(Records excerpted from a collection)

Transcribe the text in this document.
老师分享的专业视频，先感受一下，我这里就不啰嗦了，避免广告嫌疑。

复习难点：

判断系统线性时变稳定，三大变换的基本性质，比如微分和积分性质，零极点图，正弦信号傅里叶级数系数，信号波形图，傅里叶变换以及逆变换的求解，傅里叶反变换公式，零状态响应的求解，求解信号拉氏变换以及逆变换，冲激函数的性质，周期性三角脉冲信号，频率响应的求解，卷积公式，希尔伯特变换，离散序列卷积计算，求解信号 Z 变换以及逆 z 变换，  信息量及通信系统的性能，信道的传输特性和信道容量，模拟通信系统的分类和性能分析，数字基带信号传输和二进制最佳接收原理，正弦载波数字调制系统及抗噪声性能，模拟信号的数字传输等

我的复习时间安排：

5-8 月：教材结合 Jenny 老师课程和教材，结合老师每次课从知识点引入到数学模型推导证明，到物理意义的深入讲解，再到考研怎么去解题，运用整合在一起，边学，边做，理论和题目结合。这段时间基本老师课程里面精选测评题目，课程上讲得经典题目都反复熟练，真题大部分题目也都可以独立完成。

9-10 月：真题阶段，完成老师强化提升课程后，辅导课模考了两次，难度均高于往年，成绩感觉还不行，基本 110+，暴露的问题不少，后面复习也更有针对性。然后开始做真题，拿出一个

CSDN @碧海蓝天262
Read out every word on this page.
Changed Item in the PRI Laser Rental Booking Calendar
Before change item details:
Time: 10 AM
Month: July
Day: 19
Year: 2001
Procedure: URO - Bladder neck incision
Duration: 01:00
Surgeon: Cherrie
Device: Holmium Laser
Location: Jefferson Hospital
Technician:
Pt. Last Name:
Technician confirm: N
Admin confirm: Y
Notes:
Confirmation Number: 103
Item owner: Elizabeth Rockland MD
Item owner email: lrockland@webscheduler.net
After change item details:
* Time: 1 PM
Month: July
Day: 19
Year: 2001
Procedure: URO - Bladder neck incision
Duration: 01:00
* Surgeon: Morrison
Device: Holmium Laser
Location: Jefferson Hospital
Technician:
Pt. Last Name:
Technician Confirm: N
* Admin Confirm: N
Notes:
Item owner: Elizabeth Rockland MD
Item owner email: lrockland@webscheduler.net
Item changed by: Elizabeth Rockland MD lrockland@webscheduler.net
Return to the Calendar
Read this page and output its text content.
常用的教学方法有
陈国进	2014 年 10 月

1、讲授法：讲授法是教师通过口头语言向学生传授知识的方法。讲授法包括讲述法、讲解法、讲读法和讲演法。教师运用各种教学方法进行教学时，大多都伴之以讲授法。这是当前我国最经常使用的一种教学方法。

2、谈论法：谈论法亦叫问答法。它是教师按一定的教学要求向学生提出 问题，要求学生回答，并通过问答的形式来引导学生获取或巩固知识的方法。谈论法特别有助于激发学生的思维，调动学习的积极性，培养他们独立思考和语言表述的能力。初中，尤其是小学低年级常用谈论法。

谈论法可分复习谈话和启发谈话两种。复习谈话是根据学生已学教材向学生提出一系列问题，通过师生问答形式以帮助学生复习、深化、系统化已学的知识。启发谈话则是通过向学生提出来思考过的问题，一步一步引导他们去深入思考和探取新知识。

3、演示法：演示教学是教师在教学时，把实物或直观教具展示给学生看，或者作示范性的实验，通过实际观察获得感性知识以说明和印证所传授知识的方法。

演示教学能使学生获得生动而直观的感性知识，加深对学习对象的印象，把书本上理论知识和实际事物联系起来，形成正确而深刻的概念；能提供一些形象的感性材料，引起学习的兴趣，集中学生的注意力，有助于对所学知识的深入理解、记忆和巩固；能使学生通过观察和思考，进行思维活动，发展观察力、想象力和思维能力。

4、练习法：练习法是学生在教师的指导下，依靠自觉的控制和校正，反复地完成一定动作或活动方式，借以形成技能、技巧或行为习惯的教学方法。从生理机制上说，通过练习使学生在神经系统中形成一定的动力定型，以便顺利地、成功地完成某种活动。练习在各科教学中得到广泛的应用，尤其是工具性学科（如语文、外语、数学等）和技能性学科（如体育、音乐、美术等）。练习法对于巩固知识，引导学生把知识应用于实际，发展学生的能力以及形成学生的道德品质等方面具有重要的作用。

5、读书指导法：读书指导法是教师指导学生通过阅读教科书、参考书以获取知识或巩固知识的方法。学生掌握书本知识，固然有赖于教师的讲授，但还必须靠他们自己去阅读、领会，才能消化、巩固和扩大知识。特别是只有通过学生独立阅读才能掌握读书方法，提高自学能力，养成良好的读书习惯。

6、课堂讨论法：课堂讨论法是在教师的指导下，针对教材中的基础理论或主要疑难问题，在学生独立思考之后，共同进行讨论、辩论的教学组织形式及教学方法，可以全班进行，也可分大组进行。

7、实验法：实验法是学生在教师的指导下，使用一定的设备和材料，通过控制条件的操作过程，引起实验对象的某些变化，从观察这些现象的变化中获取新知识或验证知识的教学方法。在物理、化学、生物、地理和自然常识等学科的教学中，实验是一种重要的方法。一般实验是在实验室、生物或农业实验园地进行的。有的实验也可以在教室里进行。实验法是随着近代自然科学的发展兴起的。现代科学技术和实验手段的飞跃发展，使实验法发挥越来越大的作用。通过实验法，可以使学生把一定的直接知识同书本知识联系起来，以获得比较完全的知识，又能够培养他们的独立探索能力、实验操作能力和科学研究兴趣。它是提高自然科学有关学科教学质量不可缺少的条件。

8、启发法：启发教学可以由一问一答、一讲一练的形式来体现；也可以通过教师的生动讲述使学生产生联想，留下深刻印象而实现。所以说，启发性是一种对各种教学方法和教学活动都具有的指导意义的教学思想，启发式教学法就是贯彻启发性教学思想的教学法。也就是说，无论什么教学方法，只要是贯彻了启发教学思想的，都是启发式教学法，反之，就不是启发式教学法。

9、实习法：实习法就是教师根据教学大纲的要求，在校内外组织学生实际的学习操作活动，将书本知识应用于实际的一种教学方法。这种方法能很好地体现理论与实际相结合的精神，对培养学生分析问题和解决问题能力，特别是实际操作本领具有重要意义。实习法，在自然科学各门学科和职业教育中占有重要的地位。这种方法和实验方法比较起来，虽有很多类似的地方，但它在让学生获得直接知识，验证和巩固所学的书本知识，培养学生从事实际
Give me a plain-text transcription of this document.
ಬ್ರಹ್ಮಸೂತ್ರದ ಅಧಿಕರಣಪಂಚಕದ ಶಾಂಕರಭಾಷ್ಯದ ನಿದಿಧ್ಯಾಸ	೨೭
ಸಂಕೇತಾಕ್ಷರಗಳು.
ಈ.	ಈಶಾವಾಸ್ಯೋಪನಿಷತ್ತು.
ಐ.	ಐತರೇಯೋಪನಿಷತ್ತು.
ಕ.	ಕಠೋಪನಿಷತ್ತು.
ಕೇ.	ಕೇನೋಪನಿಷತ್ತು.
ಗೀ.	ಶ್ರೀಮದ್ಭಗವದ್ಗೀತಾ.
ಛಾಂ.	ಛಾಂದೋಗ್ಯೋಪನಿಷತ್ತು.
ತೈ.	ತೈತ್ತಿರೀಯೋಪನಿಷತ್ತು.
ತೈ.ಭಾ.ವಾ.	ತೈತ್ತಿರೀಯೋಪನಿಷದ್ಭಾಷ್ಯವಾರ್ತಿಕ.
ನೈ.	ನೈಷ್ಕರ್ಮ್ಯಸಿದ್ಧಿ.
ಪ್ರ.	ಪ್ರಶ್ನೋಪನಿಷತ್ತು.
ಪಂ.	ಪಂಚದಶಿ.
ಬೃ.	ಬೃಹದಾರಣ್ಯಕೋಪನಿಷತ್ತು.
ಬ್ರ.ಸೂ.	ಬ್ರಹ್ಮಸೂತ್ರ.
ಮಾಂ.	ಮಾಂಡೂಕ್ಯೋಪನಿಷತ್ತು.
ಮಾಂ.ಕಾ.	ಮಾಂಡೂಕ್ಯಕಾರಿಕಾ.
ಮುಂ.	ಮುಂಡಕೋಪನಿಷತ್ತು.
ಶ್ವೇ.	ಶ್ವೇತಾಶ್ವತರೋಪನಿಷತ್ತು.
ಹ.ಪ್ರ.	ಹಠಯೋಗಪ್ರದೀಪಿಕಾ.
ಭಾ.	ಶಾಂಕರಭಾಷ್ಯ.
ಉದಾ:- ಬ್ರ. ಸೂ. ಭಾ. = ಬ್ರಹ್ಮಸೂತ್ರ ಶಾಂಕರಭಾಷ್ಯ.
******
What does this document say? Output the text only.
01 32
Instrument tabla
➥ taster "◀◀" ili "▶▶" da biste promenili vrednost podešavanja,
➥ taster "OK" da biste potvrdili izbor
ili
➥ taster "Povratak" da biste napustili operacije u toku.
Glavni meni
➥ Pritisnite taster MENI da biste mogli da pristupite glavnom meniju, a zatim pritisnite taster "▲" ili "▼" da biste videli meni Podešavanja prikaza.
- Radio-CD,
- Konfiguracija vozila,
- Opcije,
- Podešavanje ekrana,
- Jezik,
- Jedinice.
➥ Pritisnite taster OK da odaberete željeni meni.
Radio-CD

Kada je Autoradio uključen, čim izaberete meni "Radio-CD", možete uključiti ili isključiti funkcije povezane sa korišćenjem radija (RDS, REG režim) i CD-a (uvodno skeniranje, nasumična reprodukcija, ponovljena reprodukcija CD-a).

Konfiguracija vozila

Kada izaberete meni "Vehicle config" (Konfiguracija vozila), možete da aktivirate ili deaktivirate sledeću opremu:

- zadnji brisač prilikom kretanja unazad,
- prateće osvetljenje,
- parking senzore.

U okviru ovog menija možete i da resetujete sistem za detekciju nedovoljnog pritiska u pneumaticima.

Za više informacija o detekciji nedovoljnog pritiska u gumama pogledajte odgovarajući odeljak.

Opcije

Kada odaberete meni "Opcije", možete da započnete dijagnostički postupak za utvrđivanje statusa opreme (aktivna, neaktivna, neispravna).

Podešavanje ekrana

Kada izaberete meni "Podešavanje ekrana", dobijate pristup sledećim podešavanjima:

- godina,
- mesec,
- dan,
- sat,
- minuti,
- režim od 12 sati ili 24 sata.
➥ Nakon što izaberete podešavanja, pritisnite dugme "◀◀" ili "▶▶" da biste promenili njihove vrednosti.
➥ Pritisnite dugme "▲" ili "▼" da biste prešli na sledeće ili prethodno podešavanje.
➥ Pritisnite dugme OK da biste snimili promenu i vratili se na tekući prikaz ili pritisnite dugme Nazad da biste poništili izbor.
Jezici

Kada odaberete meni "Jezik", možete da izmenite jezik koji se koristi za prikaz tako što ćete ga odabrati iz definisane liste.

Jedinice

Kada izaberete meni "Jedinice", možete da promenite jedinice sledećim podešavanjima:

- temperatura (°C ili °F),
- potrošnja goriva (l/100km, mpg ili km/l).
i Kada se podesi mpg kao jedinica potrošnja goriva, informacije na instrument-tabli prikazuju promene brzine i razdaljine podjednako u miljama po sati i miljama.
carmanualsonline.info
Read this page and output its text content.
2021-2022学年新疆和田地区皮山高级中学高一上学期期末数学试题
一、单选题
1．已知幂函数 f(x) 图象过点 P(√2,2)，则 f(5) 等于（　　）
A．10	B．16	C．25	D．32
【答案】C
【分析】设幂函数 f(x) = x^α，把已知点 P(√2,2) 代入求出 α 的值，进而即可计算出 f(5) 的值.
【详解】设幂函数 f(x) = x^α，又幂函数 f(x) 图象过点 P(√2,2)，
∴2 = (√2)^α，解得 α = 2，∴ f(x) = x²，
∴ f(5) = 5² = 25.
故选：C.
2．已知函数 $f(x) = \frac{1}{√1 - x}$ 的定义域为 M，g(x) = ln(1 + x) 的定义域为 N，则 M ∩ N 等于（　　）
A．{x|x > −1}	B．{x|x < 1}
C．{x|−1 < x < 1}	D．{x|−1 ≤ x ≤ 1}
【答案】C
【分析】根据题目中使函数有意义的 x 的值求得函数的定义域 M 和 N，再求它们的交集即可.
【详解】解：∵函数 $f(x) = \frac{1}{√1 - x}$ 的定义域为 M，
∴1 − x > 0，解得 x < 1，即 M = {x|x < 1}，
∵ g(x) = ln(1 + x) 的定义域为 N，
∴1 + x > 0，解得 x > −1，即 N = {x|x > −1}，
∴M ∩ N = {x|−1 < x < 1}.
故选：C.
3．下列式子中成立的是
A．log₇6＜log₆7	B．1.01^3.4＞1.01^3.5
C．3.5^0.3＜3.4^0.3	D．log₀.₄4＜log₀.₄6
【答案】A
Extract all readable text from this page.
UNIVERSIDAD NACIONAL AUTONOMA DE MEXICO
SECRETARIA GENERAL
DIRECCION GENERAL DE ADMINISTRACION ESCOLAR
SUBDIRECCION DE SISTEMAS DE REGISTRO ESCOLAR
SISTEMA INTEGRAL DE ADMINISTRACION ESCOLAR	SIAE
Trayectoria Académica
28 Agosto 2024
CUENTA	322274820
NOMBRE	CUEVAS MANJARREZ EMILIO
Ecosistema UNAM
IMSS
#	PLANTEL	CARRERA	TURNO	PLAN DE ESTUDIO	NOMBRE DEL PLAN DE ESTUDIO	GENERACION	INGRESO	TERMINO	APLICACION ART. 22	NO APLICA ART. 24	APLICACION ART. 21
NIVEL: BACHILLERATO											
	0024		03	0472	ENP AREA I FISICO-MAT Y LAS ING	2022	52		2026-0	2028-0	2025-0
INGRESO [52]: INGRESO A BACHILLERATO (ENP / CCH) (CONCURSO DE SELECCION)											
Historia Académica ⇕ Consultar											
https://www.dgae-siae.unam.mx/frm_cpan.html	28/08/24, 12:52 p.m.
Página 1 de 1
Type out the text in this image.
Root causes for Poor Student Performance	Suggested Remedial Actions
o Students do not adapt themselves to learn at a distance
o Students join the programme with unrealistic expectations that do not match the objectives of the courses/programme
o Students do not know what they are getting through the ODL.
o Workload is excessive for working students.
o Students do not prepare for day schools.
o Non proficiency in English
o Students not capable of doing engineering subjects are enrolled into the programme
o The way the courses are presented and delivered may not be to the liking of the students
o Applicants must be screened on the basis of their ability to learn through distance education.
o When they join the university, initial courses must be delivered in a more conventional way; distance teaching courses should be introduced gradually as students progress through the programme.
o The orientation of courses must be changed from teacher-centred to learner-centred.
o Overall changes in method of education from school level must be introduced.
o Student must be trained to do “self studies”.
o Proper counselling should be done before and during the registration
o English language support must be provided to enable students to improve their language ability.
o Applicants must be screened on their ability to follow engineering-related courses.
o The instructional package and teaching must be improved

TASK DESCRIPTION: Look through the records and gather each line with the word "ability".

RESULT OF THE TASK:
o Applicants must be screened on the basis of their ability to learn through distance education.
o English language support must be provided to enable students to improve their language ability.
o Applicants must be screened on their ability to follow engineering-related courses.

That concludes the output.